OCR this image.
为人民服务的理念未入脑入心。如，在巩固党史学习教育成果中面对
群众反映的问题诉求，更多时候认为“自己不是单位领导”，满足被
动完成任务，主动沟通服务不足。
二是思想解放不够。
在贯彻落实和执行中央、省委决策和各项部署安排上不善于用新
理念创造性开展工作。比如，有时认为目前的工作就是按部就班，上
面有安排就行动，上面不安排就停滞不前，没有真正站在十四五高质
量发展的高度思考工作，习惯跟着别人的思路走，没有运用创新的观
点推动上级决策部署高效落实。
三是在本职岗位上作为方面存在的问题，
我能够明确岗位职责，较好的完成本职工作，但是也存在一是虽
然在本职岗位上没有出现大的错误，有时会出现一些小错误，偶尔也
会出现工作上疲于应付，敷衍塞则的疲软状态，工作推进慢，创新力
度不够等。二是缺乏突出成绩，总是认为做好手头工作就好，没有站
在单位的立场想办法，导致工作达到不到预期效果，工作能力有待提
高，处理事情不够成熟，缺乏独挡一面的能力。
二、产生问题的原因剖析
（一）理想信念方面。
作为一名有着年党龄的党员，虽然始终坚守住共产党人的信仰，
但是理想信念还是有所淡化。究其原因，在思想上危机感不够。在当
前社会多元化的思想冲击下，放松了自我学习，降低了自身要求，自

☆ ☆ ☆

### Aim
Repeat the records above exactly, from the first line to the last.

### The response
OCR this image.
为人民服务的理念未入脑入心。如，在巩固党史学习教育成果中面对
群众反映的问题诉求，更多时候认为“自己不是单位领导”，满足被
动完成任务，主动沟通服务不足。
二是思想解放不够。
在贯彻落实和执行中央、省委决策和各项部署安排上不善于用新
理念创造性开展工作。比如，有时认为目前的工作就是按部就班，上
面有安排就行动，上面不安排就停滞不前，没有真正站在十四五高质
量发展的高度思考工作，习惯跟着别人的思路走，没有运用创新的观
点推动上级决策部署高效落实。
三是在本职岗位上作为方面存在的问题，
我能够明确岗位职责，较好的完成本职工作，但是也存在一是虽
然在本职岗位上没有出现大的错误，有时会出现一些小错误，偶尔也
会出现工作上疲于应付，敷衍塞则的疲软状态，工作推进慢，创新力
度不够等。二是缺乏突出成绩，总是认为做好手头工作就好，没有站
在单位的立场想办法，导致工作达到不到预期效果，工作能力有待提
高，处理事情不够成熟，缺乏独挡一面的能力。
二、产生问题的原因剖析
（一）理想信念方面。
作为一名有着年党龄的党员，虽然始终坚守住共产党人的信仰，
但是理想信念还是有所淡化。究其原因，在思想上危机感不够。在当
前社会多元化的思想冲击下，放松了自我学习，降低了自身要求，自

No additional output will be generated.